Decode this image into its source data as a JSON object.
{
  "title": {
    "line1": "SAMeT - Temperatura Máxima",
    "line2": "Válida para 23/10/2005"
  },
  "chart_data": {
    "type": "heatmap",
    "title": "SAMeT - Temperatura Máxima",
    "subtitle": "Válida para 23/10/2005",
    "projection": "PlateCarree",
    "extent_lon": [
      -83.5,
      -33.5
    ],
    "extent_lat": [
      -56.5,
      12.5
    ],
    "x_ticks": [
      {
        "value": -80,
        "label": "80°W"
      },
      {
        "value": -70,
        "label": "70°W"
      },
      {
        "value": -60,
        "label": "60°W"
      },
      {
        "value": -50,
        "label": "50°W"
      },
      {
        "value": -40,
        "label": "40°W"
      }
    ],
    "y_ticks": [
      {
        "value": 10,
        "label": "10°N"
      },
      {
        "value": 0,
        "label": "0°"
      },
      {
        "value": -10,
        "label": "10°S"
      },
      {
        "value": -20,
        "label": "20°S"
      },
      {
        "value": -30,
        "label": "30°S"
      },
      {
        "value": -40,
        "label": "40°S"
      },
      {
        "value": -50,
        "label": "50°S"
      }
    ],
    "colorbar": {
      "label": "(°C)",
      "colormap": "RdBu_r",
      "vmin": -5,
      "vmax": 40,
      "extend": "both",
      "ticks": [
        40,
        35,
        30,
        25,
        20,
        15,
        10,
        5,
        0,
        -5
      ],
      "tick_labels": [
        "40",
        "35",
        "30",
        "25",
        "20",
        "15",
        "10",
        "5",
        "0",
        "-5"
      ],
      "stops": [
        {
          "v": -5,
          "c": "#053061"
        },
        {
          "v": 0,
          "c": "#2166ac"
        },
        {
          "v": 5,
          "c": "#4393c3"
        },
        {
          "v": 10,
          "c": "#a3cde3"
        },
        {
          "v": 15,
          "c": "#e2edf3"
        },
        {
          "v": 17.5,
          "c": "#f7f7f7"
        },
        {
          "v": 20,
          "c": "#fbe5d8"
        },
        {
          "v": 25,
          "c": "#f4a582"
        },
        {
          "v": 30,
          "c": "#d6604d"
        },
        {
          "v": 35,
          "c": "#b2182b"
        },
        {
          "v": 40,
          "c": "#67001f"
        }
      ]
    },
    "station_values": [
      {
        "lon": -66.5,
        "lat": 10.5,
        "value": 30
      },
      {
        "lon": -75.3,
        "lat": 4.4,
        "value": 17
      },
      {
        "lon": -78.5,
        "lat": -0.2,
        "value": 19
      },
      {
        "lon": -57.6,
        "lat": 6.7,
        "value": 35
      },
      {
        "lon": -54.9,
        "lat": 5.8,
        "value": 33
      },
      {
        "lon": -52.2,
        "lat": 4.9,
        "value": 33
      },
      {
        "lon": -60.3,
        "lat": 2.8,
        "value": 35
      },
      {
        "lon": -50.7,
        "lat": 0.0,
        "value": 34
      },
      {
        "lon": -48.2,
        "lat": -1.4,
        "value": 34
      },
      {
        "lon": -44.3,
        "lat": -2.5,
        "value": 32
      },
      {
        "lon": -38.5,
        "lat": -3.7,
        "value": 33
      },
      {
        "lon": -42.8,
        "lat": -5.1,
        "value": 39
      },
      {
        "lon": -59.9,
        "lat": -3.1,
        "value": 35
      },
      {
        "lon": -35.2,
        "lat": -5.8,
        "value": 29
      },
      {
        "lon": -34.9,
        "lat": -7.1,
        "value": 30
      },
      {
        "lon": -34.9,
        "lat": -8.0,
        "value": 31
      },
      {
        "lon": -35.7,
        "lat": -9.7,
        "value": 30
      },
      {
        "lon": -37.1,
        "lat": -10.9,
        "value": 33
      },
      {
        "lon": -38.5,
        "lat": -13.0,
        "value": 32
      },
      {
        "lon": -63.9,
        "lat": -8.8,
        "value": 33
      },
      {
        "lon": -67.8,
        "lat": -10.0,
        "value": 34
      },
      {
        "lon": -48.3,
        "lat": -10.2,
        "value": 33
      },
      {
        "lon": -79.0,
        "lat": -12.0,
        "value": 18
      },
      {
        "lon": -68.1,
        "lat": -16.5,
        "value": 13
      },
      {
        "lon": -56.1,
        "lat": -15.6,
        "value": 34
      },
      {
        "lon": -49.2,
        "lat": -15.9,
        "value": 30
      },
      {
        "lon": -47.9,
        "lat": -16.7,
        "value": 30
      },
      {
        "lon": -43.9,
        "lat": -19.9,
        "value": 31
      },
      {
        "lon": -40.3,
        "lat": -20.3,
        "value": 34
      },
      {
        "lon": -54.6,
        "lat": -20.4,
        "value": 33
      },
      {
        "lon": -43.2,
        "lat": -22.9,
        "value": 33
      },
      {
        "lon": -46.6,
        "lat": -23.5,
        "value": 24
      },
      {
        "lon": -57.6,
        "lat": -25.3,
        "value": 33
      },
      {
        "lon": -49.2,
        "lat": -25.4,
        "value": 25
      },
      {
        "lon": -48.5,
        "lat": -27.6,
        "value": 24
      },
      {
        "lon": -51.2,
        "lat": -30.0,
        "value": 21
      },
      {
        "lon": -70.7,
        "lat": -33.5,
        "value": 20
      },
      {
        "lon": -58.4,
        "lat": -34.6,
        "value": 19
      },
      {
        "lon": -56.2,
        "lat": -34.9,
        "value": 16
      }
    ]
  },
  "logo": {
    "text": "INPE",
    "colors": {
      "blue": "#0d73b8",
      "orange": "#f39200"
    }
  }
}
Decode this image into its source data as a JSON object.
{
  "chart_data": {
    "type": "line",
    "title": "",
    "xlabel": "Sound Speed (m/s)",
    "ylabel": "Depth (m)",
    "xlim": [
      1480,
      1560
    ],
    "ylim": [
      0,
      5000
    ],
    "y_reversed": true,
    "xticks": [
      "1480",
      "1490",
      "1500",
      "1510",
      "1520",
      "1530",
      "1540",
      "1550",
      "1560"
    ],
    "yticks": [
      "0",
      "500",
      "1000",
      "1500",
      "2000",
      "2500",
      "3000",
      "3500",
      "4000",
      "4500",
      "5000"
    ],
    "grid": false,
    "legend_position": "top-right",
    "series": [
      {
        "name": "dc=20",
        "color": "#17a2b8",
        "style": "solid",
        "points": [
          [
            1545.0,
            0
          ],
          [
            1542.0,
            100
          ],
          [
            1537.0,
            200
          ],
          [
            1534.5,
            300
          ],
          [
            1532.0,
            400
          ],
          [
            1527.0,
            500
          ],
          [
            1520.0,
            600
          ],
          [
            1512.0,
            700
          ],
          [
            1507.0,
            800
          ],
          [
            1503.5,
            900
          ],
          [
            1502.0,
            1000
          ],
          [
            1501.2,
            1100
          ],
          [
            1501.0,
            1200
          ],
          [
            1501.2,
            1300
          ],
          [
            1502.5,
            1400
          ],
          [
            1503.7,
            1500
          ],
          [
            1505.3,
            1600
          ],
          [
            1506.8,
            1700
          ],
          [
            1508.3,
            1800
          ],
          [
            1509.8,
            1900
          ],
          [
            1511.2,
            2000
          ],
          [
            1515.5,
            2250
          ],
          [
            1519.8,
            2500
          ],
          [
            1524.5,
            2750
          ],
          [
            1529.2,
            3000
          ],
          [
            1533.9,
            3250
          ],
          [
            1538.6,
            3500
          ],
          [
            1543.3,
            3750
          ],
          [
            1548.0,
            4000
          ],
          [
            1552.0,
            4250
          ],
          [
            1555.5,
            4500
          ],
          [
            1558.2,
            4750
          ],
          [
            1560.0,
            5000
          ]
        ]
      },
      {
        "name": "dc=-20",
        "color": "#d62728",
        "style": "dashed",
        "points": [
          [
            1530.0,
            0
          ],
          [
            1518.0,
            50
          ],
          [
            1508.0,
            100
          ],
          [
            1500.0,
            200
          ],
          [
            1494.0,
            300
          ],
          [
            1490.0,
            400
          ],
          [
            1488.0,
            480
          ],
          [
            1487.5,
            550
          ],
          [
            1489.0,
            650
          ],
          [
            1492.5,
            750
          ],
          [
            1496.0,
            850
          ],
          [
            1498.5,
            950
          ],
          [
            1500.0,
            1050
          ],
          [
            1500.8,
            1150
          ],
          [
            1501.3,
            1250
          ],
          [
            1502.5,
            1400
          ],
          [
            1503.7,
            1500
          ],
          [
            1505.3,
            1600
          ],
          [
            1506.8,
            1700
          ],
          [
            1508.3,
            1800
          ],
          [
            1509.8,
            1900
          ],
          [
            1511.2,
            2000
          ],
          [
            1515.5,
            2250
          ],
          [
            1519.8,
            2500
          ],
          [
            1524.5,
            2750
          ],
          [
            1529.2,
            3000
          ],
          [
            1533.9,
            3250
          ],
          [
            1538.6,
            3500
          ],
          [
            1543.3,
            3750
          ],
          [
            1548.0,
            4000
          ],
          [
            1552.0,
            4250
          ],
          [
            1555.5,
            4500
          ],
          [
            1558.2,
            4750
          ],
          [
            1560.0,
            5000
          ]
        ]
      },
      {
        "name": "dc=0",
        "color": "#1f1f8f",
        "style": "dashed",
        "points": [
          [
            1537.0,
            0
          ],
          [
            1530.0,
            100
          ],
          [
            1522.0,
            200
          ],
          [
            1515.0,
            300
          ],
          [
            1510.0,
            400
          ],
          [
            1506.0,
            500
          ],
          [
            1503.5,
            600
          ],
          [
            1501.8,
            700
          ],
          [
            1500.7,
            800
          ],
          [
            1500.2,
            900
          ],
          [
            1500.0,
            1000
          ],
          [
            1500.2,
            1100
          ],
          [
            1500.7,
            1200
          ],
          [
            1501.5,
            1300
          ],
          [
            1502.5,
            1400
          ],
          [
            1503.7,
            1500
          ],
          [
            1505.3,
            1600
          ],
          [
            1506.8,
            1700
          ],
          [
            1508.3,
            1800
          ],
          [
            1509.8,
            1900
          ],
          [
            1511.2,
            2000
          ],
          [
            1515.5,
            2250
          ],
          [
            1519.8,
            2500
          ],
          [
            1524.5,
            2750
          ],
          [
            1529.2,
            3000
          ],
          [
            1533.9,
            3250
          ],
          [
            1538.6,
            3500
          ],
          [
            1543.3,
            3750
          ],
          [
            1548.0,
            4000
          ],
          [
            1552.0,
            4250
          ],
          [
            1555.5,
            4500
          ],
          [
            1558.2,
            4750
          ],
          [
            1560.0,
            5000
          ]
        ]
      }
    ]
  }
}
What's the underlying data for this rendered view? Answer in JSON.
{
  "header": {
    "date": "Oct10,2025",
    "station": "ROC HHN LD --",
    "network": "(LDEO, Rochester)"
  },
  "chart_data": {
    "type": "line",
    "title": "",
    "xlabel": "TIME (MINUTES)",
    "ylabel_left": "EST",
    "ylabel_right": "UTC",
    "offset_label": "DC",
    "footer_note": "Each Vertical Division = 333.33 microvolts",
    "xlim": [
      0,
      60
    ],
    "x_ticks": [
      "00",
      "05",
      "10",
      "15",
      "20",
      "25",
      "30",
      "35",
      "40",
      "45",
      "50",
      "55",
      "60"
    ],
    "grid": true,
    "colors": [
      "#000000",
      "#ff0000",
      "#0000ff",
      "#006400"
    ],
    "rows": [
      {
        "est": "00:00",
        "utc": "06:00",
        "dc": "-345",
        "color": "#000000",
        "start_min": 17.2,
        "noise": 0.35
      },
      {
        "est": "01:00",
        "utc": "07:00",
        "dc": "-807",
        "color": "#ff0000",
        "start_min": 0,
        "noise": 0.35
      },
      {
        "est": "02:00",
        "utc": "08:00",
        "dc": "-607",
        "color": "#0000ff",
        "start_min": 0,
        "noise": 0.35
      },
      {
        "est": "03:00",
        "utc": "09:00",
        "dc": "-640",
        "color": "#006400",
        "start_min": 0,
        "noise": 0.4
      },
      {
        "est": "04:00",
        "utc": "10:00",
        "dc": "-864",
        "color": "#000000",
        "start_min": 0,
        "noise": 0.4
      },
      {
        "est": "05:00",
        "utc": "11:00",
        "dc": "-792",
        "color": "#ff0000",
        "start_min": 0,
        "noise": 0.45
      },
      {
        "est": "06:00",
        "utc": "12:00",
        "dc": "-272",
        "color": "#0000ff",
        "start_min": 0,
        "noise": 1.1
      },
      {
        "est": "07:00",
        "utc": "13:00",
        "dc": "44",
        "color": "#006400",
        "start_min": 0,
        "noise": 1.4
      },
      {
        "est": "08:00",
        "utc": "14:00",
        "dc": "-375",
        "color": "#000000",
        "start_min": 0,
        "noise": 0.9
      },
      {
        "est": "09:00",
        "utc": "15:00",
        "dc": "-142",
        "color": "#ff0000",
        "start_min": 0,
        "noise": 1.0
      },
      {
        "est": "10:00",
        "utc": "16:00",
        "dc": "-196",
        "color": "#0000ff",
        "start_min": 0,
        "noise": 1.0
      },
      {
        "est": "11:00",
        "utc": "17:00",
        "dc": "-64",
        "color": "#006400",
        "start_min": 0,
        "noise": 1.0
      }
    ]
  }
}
+===+
> [TASK PROMPT]
Look through the material and say how many lines hold "SAMeT". Give the number only.

> [ANSWER TO THIS EXERCISE]
2